# Aim of the exercise
Take each line containing the word "image" and copy it.

▽

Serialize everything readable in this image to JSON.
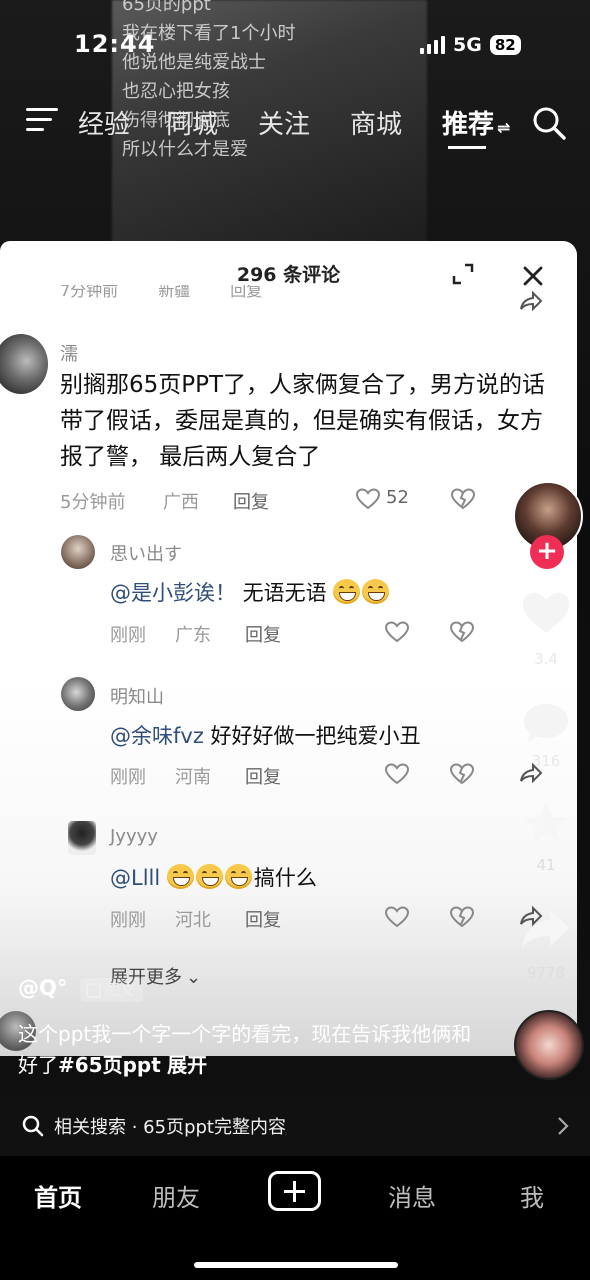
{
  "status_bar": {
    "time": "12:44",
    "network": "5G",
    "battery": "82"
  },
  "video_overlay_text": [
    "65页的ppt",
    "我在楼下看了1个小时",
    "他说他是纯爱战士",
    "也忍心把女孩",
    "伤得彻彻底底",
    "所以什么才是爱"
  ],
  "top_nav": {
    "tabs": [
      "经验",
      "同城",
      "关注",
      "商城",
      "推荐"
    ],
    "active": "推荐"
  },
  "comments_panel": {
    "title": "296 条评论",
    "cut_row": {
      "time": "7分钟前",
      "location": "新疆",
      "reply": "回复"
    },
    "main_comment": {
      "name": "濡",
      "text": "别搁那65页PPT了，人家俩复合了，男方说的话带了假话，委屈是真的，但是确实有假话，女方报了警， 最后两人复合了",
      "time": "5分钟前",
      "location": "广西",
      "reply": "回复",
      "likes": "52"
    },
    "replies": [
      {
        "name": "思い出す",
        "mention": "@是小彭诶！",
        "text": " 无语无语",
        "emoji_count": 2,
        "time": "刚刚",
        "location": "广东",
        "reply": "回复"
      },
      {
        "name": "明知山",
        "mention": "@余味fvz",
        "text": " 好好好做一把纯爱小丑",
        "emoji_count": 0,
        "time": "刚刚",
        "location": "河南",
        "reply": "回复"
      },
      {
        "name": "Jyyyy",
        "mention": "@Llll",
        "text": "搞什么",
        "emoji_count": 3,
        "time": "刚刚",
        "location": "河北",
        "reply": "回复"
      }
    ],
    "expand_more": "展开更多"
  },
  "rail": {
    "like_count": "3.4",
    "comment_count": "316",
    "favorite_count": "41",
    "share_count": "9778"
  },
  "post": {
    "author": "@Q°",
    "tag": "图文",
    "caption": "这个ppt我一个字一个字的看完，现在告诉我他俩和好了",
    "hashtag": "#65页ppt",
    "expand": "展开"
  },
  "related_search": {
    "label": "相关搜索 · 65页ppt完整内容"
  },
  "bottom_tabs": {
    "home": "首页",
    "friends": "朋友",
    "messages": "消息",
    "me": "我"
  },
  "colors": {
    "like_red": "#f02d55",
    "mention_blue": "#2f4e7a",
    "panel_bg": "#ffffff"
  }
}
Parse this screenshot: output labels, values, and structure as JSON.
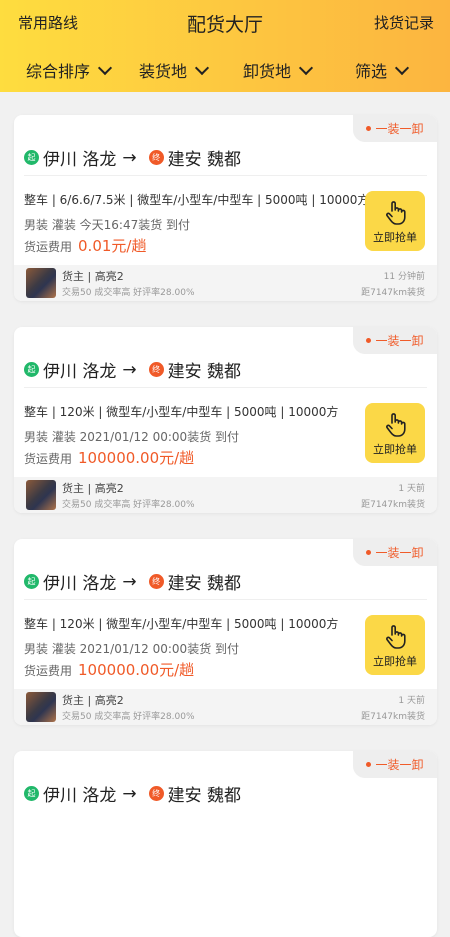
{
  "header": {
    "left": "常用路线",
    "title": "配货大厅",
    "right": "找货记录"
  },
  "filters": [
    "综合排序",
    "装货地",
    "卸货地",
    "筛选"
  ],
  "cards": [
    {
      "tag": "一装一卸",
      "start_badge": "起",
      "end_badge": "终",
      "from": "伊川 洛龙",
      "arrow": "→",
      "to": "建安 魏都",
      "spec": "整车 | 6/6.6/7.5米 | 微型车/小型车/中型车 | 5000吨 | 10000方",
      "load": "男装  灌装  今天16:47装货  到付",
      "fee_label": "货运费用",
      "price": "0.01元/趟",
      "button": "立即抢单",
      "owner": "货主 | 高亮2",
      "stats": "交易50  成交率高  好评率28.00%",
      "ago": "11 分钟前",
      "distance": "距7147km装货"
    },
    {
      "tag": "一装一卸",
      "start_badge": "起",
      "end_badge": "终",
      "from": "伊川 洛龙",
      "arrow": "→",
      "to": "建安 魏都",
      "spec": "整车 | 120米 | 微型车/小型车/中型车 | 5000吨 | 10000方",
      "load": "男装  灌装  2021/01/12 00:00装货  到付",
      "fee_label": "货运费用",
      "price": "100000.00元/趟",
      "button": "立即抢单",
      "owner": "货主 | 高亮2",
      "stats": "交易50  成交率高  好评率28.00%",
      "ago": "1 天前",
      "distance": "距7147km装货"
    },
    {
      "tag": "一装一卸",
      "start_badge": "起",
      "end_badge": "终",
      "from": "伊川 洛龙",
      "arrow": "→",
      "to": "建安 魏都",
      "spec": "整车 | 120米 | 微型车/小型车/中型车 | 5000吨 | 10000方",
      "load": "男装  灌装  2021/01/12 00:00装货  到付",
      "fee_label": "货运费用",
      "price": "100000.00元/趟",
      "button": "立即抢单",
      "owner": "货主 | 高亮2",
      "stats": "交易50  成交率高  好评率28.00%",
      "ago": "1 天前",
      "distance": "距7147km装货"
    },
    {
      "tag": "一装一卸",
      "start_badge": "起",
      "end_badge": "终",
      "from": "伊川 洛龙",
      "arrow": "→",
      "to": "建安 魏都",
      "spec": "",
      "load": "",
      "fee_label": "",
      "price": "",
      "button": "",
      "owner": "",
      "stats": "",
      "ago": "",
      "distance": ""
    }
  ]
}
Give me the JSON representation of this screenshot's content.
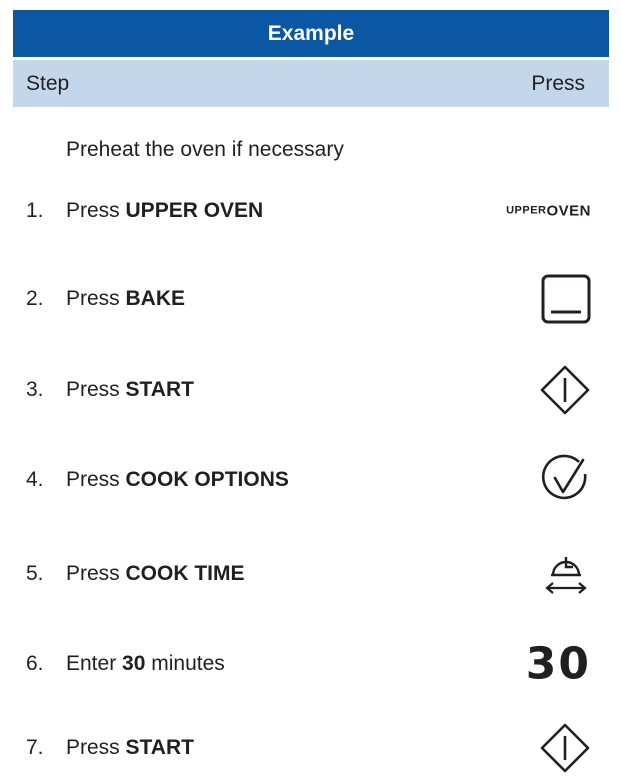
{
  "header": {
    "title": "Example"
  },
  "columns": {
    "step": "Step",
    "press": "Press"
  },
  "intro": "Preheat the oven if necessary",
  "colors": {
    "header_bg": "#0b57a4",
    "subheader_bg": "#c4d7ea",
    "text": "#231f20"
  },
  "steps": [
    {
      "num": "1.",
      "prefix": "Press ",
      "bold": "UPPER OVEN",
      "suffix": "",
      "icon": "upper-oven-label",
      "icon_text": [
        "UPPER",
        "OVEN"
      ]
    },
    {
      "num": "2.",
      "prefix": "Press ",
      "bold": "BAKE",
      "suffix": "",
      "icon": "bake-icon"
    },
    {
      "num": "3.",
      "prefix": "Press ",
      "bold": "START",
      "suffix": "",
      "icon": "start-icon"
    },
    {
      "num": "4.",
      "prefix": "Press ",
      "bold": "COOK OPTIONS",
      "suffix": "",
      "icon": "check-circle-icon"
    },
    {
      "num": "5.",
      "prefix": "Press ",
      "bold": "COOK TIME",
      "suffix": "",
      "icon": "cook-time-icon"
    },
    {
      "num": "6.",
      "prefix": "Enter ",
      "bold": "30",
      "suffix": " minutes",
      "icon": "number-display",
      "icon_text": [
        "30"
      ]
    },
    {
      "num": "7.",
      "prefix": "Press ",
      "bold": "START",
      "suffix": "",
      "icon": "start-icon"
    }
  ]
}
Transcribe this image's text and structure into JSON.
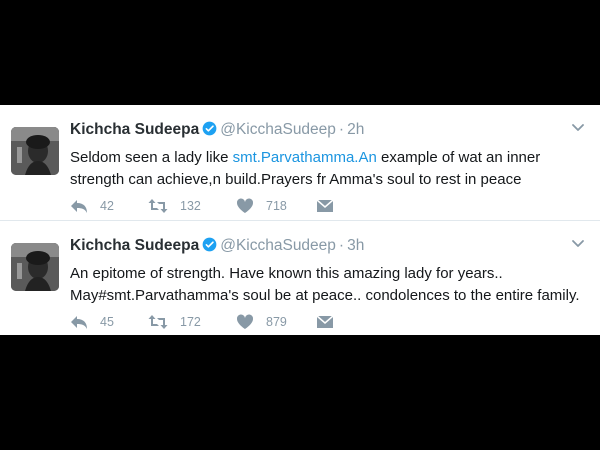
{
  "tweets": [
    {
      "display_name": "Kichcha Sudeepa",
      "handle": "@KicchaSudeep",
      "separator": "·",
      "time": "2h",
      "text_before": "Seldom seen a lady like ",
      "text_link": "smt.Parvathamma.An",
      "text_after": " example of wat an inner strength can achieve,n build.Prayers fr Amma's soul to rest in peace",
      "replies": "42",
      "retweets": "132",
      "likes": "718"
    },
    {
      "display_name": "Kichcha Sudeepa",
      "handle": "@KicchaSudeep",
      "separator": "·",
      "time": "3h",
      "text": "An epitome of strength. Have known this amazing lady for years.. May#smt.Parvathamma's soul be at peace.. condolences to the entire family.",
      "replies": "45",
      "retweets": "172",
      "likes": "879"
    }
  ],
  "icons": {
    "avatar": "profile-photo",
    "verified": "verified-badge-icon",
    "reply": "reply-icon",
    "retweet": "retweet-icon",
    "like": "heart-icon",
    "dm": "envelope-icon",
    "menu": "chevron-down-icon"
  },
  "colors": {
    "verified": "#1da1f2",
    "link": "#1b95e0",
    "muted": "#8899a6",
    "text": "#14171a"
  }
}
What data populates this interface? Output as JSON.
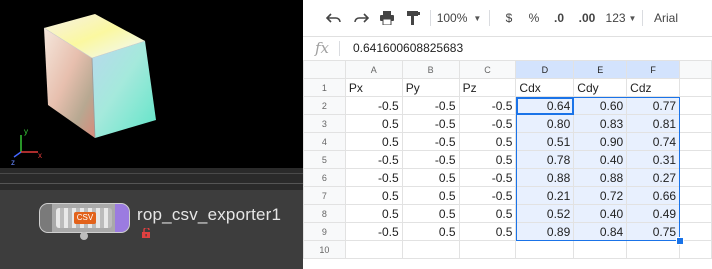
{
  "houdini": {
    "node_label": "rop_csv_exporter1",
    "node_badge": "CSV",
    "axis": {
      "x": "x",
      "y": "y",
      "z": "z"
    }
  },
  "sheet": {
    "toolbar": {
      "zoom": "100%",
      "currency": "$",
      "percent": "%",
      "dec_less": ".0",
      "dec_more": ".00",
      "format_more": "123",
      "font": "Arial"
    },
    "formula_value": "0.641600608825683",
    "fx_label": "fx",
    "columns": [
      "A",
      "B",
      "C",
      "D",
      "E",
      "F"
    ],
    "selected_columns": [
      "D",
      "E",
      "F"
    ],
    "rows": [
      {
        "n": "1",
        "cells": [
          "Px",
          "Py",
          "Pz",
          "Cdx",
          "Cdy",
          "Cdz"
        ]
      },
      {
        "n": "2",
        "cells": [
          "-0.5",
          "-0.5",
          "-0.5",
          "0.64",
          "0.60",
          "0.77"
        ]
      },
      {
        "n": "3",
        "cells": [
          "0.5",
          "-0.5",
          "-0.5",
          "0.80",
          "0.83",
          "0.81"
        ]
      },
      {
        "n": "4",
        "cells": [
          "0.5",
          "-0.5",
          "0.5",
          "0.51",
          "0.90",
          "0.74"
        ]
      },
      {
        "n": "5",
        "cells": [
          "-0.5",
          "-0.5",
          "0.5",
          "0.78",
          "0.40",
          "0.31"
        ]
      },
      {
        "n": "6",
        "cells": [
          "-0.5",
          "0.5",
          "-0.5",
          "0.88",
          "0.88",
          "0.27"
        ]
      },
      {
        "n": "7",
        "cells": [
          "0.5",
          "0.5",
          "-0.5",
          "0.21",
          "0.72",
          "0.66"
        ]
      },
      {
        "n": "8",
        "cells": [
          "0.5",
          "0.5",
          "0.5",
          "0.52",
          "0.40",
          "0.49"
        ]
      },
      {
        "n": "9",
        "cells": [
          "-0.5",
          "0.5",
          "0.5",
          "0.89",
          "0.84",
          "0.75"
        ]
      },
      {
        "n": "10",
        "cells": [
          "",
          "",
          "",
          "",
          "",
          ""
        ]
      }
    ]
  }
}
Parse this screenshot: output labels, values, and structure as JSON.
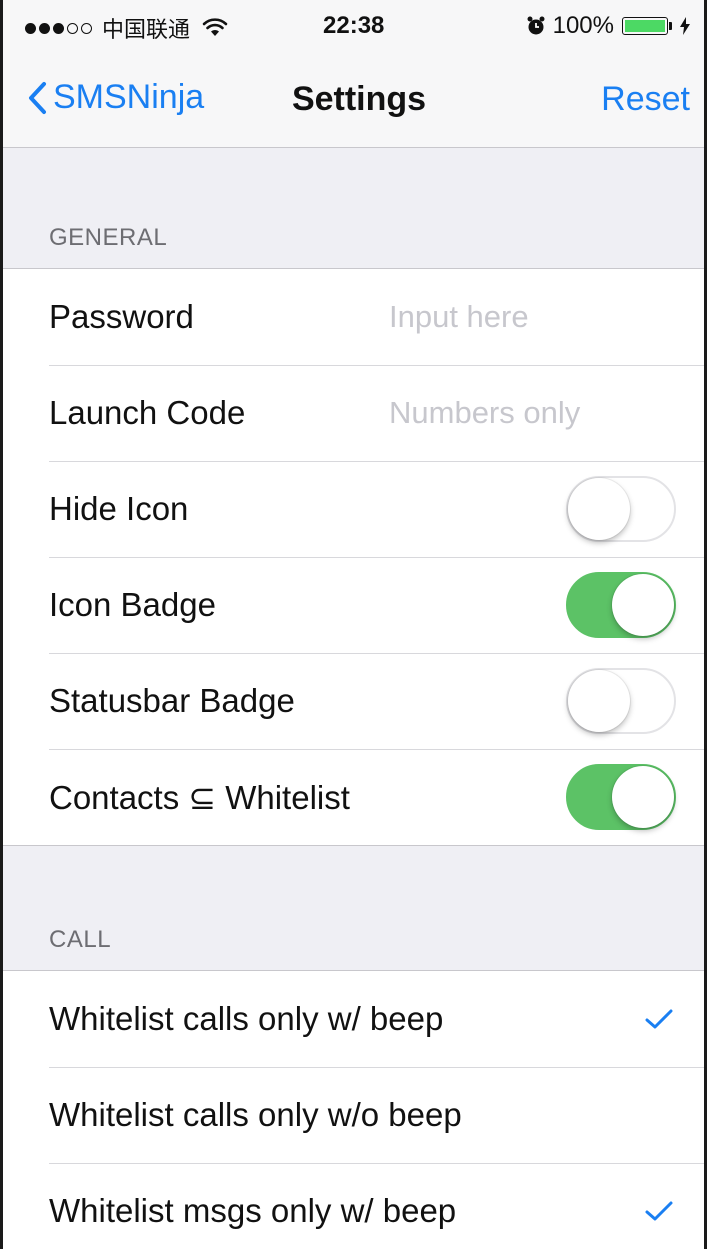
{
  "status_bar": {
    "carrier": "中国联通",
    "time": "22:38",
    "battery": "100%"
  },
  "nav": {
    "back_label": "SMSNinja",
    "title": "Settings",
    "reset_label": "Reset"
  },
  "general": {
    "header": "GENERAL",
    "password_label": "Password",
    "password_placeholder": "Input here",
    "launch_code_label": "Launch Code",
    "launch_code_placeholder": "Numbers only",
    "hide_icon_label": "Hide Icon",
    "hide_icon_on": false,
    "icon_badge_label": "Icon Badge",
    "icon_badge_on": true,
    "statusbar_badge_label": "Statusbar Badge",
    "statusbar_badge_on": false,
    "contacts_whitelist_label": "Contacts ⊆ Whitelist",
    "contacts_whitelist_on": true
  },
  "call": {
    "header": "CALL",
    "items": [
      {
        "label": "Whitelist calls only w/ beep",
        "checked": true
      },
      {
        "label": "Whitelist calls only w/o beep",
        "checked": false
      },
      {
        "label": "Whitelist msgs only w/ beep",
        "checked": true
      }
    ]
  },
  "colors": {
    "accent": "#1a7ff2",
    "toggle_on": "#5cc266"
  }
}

△

# Right answer
Serialize everything readable in this image to JSON.
Transcribe this image's text and structure into JSON.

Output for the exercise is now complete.